* begin SUPPLIED ENTRIES *
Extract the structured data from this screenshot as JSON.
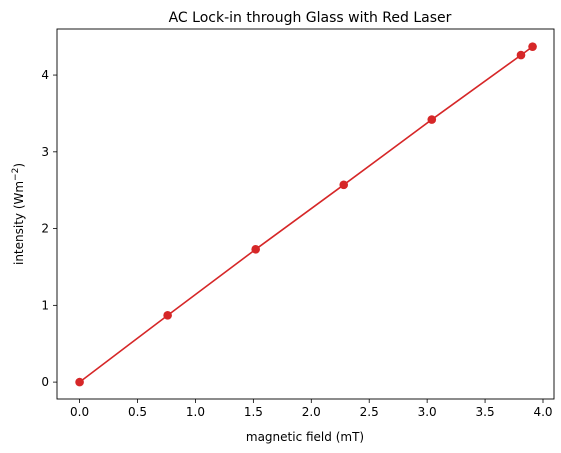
{
  "chart_data": {
    "type": "line",
    "title": "AC Lock-in through Glass with Red Laser",
    "xlabel": "magnetic field (mT)",
    "ylabel_base": "intensity (Wm",
    "ylabel_sup": "−2",
    "ylabel_end": ")",
    "xlim": [
      -0.195,
      4.095
    ],
    "ylim": [
      -0.22,
      4.6
    ],
    "xticks": [
      0.0,
      0.5,
      1.0,
      1.5,
      2.0,
      2.5,
      3.0,
      3.5,
      4.0
    ],
    "xtick_labels": [
      "0.0",
      "0.5",
      "1.0",
      "1.5",
      "2.0",
      "2.5",
      "3.0",
      "3.5",
      "4.0"
    ],
    "yticks": [
      0,
      1,
      2,
      3,
      4
    ],
    "ytick_labels": [
      "0",
      "1",
      "2",
      "3",
      "4"
    ],
    "grid": false,
    "color": "#d62728",
    "series": [
      {
        "x": [
          0.0,
          0.76,
          1.52,
          2.28,
          3.04,
          3.81,
          3.91
        ],
        "y": [
          0.0,
          0.87,
          1.73,
          2.57,
          3.42,
          4.26,
          4.37
        ]
      }
    ]
  }
}
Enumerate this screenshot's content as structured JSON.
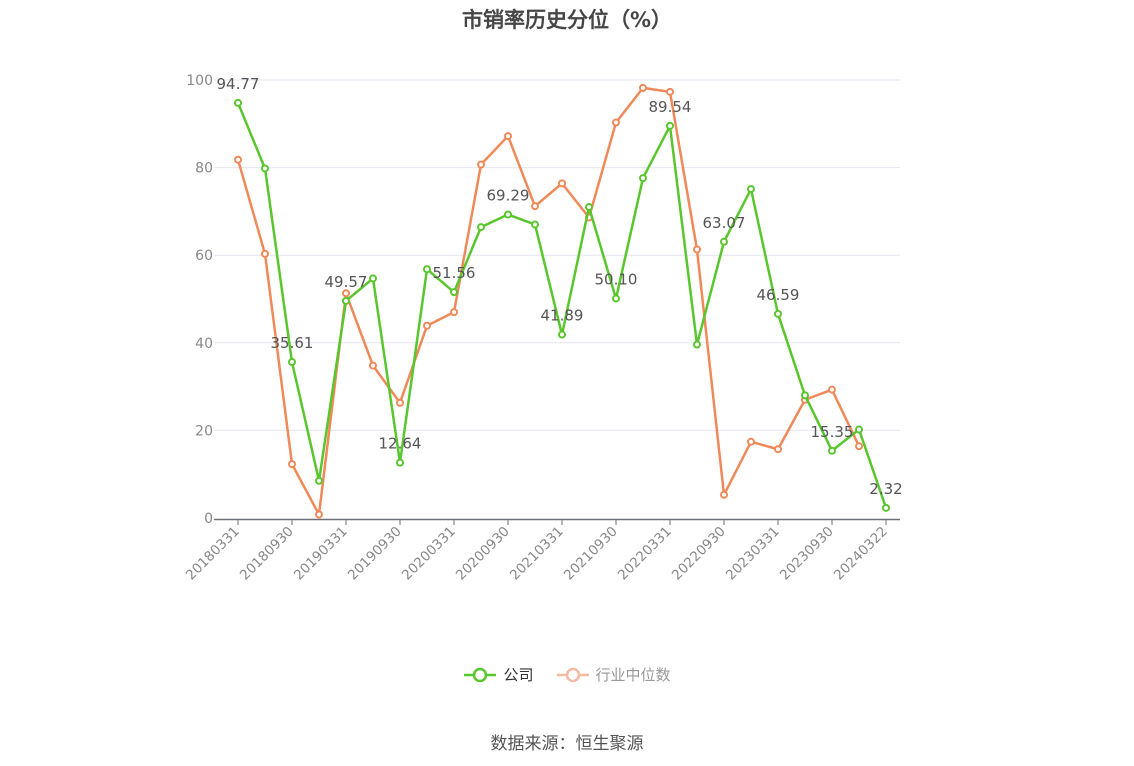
{
  "title": "市销率历史分位（%）",
  "source": "数据来源：恒生聚源",
  "colors": {
    "company": "#5ac62e",
    "industry": "#f0895a",
    "industry_legend": "#f6b9a4",
    "grid": "#e3e6ef",
    "axis": "#6e7079",
    "tick_text": "#888888",
    "label_text": "#555555"
  },
  "chart_data": {
    "type": "line",
    "ylim": [
      0,
      100
    ],
    "yticks": [
      0,
      20,
      40,
      60,
      80,
      100
    ],
    "x": [
      "20180331",
      "20180630",
      "20180930",
      "20181231",
      "20190331",
      "20190630",
      "20190930",
      "20191231",
      "20200331",
      "20200630",
      "20200930",
      "20201231",
      "20210331",
      "20210630",
      "20210930",
      "20211231",
      "20220331",
      "20220630",
      "20220930",
      "20221231",
      "20230331",
      "20230630",
      "20230930",
      "20231231",
      "20240322"
    ],
    "xtick_labels": [
      "20180331",
      "20180930",
      "20190331",
      "20190930",
      "20200331",
      "20200930",
      "20210331",
      "20210930",
      "20220331",
      "20220930",
      "20230331",
      "20230930",
      "20240322"
    ],
    "grid": true,
    "legend": "bottom-center",
    "series": [
      {
        "name": "公司",
        "values": [
          94.77,
          79.8,
          35.61,
          8.5,
          49.57,
          54.7,
          12.64,
          56.8,
          51.56,
          66.4,
          69.29,
          67.0,
          41.89,
          71.0,
          50.1,
          77.6,
          89.54,
          39.6,
          63.07,
          75.1,
          46.59,
          28.0,
          15.35,
          20.2,
          2.32
        ],
        "labels": {
          "0": "94.77",
          "2": "35.61",
          "4": "49.57",
          "6": "12.64",
          "8": "51.56",
          "10": "69.29",
          "12": "41.89",
          "14": "50.10",
          "16": "89.54",
          "18": "63.07",
          "20": "46.59",
          "22": "15.35",
          "24": "2.32"
        }
      },
      {
        "name": "行业中位数",
        "values": [
          81.8,
          60.3,
          12.3,
          0.8,
          51.3,
          34.8,
          26.3,
          43.9,
          47.0,
          80.7,
          87.2,
          71.2,
          76.4,
          68.6,
          90.3,
          98.2,
          97.3,
          61.3,
          5.3,
          17.4,
          15.7,
          27.0,
          29.3,
          16.4,
          null
        ]
      }
    ]
  }
}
* end SUPPLIED ENTRIES *
Output a faithful copy of the data, with each picture left out.

WRITTEN ANSWER:
Extract the structured data from this screenshot as JSON.
{
  "chart_data": {
    "type": "line",
    "title": "AC Lock-in through Glass with Red Laser",
    "xlabel": "magnetic field (mT)",
    "ylabel_base": "intensity (Wm",
    "ylabel_sup": "−2",
    "ylabel_end": ")",
    "xlim": [
      -0.195,
      4.095
    ],
    "ylim": [
      -0.22,
      4.6
    ],
    "xticks": [
      0.0,
      0.5,
      1.0,
      1.5,
      2.0,
      2.5,
      3.0,
      3.5,
      4.0
    ],
    "xtick_labels": [
      "0.0",
      "0.5",
      "1.0",
      "1.5",
      "2.0",
      "2.5",
      "3.0",
      "3.5",
      "4.0"
    ],
    "yticks": [
      0,
      1,
      2,
      3,
      4
    ],
    "ytick_labels": [
      "0",
      "1",
      "2",
      "3",
      "4"
    ],
    "grid": false,
    "color": "#d62728",
    "series": [
      {
        "x": [
          0.0,
          0.76,
          1.52,
          2.28,
          3.04,
          3.81,
          3.91
        ],
        "y": [
          0.0,
          0.87,
          1.73,
          2.57,
          3.42,
          4.26,
          4.37
        ]
      }
    ]
  }
}
Enumerate this screenshot's content as structured JSON.
{
  "title": "市销率历史分位（%）",
  "source": "数据来源：恒生聚源",
  "colors": {
    "company": "#5ac62e",
    "industry": "#f0895a",
    "industry_legend": "#f6b9a4",
    "grid": "#e3e6ef",
    "axis": "#6e7079",
    "tick_text": "#888888",
    "label_text": "#555555"
  },
  "chart_data": {
    "type": "line",
    "ylim": [
      0,
      100
    ],
    "yticks": [
      0,
      20,
      40,
      60,
      80,
      100
    ],
    "x": [
      "20180331",
      "20180630",
      "20180930",
      "20181231",
      "20190331",
      "20190630",
      "20190930",
      "20191231",
      "20200331",
      "20200630",
      "20200930",
      "20201231",
      "20210331",
      "20210630",
      "20210930",
      "20211231",
      "20220331",
      "20220630",
      "20220930",
      "20221231",
      "20230331",
      "20230630",
      "20230930",
      "20231231",
      "20240322"
    ],
    "xtick_labels": [
      "20180331",
      "20180930",
      "20190331",
      "20190930",
      "20200331",
      "20200930",
      "20210331",
      "20210930",
      "20220331",
      "20220930",
      "20230331",
      "20230930",
      "20240322"
    ],
    "grid": true,
    "legend": "bottom-center",
    "series": [
      {
        "name": "公司",
        "values": [
          94.77,
          79.8,
          35.61,
          8.5,
          49.57,
          54.7,
          12.64,
          56.8,
          51.56,
          66.4,
          69.29,
          67.0,
          41.89,
          71.0,
          50.1,
          77.6,
          89.54,
          39.6,
          63.07,
          75.1,
          46.59,
          28.0,
          15.35,
          20.2,
          2.32
        ],
        "labels": {
          "0": "94.77",
          "2": "35.61",
          "4": "49.57",
          "6": "12.64",
          "8": "51.56",
          "10": "69.29",
          "12": "41.89",
          "14": "50.10",
          "16": "89.54",
          "18": "63.07",
          "20": "46.59",
          "22": "15.35",
          "24": "2.32"
        }
      },
      {
        "name": "行业中位数",
        "values": [
          81.8,
          60.3,
          12.3,
          0.8,
          51.3,
          34.8,
          26.3,
          43.9,
          47.0,
          80.7,
          87.2,
          71.2,
          76.4,
          68.6,
          90.3,
          98.2,
          97.3,
          61.3,
          5.3,
          17.4,
          15.7,
          27.0,
          29.3,
          16.4,
          null
        ]
      }
    ]
  }
}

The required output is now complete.